What you should do: Every record should be written out exactly, please.

Given information:

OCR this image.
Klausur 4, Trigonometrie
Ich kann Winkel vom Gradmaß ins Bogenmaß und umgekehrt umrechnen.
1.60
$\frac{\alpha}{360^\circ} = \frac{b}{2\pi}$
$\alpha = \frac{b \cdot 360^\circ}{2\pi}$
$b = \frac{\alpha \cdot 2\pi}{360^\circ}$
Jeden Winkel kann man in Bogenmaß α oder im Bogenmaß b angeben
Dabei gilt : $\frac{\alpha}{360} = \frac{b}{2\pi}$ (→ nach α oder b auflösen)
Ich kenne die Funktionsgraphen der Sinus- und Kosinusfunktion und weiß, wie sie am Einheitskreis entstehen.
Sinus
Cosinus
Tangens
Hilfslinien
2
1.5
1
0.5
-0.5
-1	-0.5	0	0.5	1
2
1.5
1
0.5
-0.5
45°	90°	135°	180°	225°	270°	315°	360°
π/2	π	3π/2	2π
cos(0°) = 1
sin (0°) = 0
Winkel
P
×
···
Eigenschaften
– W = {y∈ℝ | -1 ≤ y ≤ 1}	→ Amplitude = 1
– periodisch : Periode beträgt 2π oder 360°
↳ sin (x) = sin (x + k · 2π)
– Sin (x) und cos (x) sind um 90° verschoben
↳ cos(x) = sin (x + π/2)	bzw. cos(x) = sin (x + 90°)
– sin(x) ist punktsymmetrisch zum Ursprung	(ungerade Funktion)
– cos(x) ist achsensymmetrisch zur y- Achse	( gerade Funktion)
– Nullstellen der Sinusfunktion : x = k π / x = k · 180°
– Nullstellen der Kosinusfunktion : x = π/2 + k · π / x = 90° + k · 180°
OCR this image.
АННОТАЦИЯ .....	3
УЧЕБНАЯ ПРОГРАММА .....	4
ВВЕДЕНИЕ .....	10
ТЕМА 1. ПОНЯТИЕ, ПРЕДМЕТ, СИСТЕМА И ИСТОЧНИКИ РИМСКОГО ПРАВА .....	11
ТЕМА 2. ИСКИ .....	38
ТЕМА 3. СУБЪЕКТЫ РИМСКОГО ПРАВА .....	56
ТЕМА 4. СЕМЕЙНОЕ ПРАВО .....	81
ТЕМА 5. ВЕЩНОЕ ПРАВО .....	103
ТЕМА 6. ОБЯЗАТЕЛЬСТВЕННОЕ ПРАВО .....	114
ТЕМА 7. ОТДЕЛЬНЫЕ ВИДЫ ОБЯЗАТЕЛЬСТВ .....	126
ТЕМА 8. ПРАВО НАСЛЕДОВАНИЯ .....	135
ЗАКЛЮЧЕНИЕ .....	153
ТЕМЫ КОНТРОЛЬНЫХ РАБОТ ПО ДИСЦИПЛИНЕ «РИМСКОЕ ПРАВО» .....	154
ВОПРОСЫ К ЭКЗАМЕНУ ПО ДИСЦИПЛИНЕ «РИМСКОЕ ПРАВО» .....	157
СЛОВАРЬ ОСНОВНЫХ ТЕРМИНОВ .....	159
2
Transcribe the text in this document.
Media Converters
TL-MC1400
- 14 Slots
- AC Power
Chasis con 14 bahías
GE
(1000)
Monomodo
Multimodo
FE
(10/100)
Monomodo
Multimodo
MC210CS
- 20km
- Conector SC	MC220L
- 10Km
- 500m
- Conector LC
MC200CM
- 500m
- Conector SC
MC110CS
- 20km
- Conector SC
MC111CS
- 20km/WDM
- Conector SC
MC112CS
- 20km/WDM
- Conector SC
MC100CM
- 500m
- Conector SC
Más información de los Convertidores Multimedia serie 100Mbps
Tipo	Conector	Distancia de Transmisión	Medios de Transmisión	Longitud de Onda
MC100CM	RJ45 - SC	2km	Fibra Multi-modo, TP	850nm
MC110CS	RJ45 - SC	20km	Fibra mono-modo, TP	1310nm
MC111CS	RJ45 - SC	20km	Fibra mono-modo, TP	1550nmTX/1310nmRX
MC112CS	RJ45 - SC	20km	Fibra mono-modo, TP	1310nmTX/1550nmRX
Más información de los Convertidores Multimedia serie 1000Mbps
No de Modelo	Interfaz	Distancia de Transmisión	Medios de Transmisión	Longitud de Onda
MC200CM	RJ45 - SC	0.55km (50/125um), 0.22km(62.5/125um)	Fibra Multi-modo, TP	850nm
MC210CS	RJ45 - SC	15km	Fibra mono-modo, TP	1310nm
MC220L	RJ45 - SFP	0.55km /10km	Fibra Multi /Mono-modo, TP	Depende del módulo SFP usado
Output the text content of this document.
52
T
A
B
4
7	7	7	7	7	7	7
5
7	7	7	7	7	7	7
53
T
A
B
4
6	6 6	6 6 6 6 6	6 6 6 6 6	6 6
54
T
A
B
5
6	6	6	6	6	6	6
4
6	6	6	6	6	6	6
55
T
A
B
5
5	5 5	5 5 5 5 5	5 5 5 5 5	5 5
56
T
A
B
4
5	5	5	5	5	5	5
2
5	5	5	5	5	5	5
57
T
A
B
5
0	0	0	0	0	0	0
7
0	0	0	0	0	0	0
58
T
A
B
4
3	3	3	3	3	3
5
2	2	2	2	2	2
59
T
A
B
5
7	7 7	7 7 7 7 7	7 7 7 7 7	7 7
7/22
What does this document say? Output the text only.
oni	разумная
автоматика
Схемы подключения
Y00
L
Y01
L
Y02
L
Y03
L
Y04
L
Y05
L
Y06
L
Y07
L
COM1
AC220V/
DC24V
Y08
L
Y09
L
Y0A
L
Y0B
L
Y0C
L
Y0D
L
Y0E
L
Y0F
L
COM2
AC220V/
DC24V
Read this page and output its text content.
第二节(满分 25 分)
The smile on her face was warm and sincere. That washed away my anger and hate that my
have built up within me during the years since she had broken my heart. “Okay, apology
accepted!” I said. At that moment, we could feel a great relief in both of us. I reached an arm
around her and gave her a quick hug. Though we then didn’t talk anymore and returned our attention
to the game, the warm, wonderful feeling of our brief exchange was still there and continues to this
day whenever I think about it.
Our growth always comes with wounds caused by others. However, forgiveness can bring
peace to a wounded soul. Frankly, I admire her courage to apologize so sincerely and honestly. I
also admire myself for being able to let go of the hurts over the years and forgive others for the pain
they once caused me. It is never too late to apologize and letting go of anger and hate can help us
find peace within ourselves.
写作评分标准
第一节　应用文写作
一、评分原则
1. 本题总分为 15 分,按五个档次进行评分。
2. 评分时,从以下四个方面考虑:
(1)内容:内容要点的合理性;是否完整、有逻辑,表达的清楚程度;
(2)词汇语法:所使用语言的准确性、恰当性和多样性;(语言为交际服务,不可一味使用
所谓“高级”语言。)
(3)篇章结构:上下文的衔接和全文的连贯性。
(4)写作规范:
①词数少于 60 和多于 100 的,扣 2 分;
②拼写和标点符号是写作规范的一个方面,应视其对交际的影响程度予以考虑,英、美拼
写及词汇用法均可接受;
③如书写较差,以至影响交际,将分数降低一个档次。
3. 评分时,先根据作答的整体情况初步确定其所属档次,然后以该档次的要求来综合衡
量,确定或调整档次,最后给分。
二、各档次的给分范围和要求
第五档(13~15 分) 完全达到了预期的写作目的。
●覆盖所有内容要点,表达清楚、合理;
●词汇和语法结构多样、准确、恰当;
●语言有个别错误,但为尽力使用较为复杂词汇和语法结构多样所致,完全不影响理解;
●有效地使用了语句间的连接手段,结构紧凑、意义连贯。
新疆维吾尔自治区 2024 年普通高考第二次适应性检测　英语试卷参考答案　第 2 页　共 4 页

The output:
OCR this image.
Klausur 4, Trigonometrie
Ich kann Winkel vom Gradmaß ins Bogenmaß und umgekehrt umrechnen.
1.60
$\frac{\alpha}{360^\circ} = \frac{b}{2\pi}$
$\alpha = \frac{b \cdot 360^\circ}{2\pi}$
$b = \frac{\alpha \cdot 2\pi}{360^\circ}$
Jeden Winkel kann man in Bogenmaß α oder im Bogenmaß b angeben
Dabei gilt : $\frac{\alpha}{360} = \frac{b}{2\pi}$ (→ nach α oder b auflösen)
Ich kenne die Funktionsgraphen der Sinus- und Kosinusfunktion und weiß, wie sie am Einheitskreis entstehen.
Sinus
Cosinus
Tangens
Hilfslinien
2
1.5
1
0.5
-0.5
-1	-0.5	0	0.5	1
2
1.5
1
0.5
-0.5
45°	90°	135°	180°	225°	270°	315°	360°
π/2	π	3π/2	2π
cos(0°) = 1
sin (0°) = 0
Winkel
P
×
···
Eigenschaften
– W = {y∈ℝ | -1 ≤ y ≤ 1}	→ Amplitude = 1
– periodisch : Periode beträgt 2π oder 360°
↳ sin (x) = sin (x + k · 2π)
– Sin (x) und cos (x) sind um 90° verschoben
↳ cos(x) = sin (x + π/2)	bzw. cos(x) = sin (x + 90°)
– sin(x) ist punktsymmetrisch zum Ursprung	(ungerade Funktion)
– cos(x) ist achsensymmetrisch zur y- Achse	( gerade Funktion)
– Nullstellen der Sinusfunktion : x = k π / x = k · 180°
– Nullstellen der Kosinusfunktion : x = π/2 + k · π / x = 90° + k · 180°
OCR this image.
АННОТАЦИЯ .....	3
УЧЕБНАЯ ПРОГРАММА .....	4
ВВЕДЕНИЕ .....	10
ТЕМА 1. ПОНЯТИЕ, ПРЕДМЕТ, СИСТЕМА И ИСТОЧНИКИ РИМСКОГО ПРАВА .....	11
ТЕМА 2. ИСКИ .....	38
ТЕМА 3. СУБЪЕКТЫ РИМСКОГО ПРАВА .....	56
ТЕМА 4. СЕМЕЙНОЕ ПРАВО .....	81
ТЕМА 5. ВЕЩНОЕ ПРАВО .....	103
ТЕМА 6. ОБЯЗАТЕЛЬСТВЕННОЕ ПРАВО .....	114
ТЕМА 7. ОТДЕЛЬНЫЕ ВИДЫ ОБЯЗАТЕЛЬСТВ .....	126
ТЕМА 8. ПРАВО НАСЛЕДОВАНИЯ .....	135
ЗАКЛЮЧЕНИЕ .....	153
ТЕМЫ КОНТРОЛЬНЫХ РАБОТ ПО ДИСЦИПЛИНЕ «РИМСКОЕ ПРАВО» .....	154
ВОПРОСЫ К ЭКЗАМЕНУ ПО ДИСЦИПЛИНЕ «РИМСКОЕ ПРАВО» .....	157
СЛОВАРЬ ОСНОВНЫХ ТЕРМИНОВ .....	159
2
Transcribe the text in this document.
Media Converters
TL-MC1400
- 14 Slots
- AC Power
Chasis con 14 bahías
GE
(1000)
Monomodo
Multimodo
FE
(10/100)
Monomodo
Multimodo
MC210CS
- 20km
- Conector SC	MC220L
- 10Km
- 500m
- Conector LC
MC200CM
- 500m
- Conector SC
MC110CS
- 20km
- Conector SC
MC111CS
- 20km/WDM
- Conector SC
MC112CS
- 20km/WDM
- Conector SC
MC100CM
- 500m
- Conector SC
Más información de los Convertidores Multimedia serie 100Mbps
Tipo	Conector	Distancia de Transmisión	Medios de Transmisión	Longitud de Onda
MC100CM	RJ45 - SC	2km	Fibra Multi-modo, TP	850nm
MC110CS	RJ45 - SC	20km	Fibra mono-modo, TP	1310nm
MC111CS	RJ45 - SC	20km	Fibra mono-modo, TP	1550nmTX/1310nmRX
MC112CS	RJ45 - SC	20km	Fibra mono-modo, TP	1310nmTX/1550nmRX
Más información de los Convertidores Multimedia serie 1000Mbps
No de Modelo	Interfaz	Distancia de Transmisión	Medios de Transmisión	Longitud de Onda
MC200CM	RJ45 - SC	0.55km (50/125um), 0.22km(62.5/125um)	Fibra Multi-modo, TP	850nm
MC210CS	RJ45 - SC	15km	Fibra mono-modo, TP	1310nm
MC220L	RJ45 - SFP	0.55km /10km	Fibra Multi /Mono-modo, TP	Depende del módulo SFP usado
Output the text content of this document.
52
T
A
B
4
7	7	7	7	7	7	7
5
7	7	7	7	7	7	7
53
T
A
B
4
6	6 6	6 6 6 6 6	6 6 6 6 6	6 6
54
T
A
B
5
6	6	6	6	6	6	6
4
6	6	6	6	6	6	6
55
T
A
B
5
5	5 5	5 5 5 5 5	5 5 5 5 5	5 5
56
T
A
B
4
5	5	5	5	5	5	5
2
5	5	5	5	5	5	5
57
T
A
B
5
0	0	0	0	0	0	0
7
0	0	0	0	0	0	0
58
T
A
B
4
3	3	3	3	3	3
5
2	2	2	2	2	2
59
T
A
B
5
7	7 7	7 7 7 7 7	7 7 7 7 7	7 7
7/22
What does this document say? Output the text only.
oni	разумная
автоматика
Схемы подключения
Y00
L
Y01
L
Y02
L
Y03
L
Y04
L
Y05
L
Y06
L
Y07
L
COM1
AC220V/
DC24V
Y08
L
Y09
L
Y0A
L
Y0B
L
Y0C
L
Y0D
L
Y0E
L
Y0F
L
COM2
AC220V/
DC24V
Read this page and output its text content.
第二节(满分 25 分)
The smile on her face was warm and sincere. That washed away my anger and hate that my
have built up within me during the years since she had broken my heart. “Okay, apology
accepted!” I said. At that moment, we could feel a great relief in both of us. I reached an arm
around her and gave her a quick hug. Though we then didn’t talk anymore and returned our attention
to the game, the warm, wonderful feeling of our brief exchange was still there and continues to this
day whenever I think about it.
Our growth always comes with wounds caused by others. However, forgiveness can bring
peace to a wounded soul. Frankly, I admire her courage to apologize so sincerely and honestly. I
also admire myself for being able to let go of the hurts over the years and forgive others for the pain
they once caused me. It is never too late to apologize and letting go of anger and hate can help us
find peace within ourselves.
写作评分标准
第一节　应用文写作
一、评分原则
1. 本题总分为 15 分,按五个档次进行评分。
2. 评分时,从以下四个方面考虑:
(1)内容:内容要点的合理性;是否完整、有逻辑,表达的清楚程度;
(2)词汇语法:所使用语言的准确性、恰当性和多样性;(语言为交际服务,不可一味使用
所谓“高级”语言。)
(3)篇章结构:上下文的衔接和全文的连贯性。
(4)写作规范:
①词数少于 60 和多于 100 的,扣 2 分;
②拼写和标点符号是写作规范的一个方面,应视其对交际的影响程度予以考虑,英、美拼
写及词汇用法均可接受;
③如书写较差,以至影响交际,将分数降低一个档次。
3. 评分时,先根据作答的整体情况初步确定其所属档次,然后以该档次的要求来综合衡
量,确定或调整档次,最后给分。
二、各档次的给分范围和要求
第五档(13~15 分) 完全达到了预期的写作目的。
●覆盖所有内容要点,表达清楚、合理;
●词汇和语法结构多样、准确、恰当;
●语言有个别错误,但为尽力使用较为复杂词汇和语法结构多样所致,完全不影响理解;
●有效地使用了语句间的连接手段,结构紧凑、意义连贯。
新疆维吾尔自治区 2024 年普通高考第二次适应性检测　英语试卷参考答案　第 2 页　共 4 页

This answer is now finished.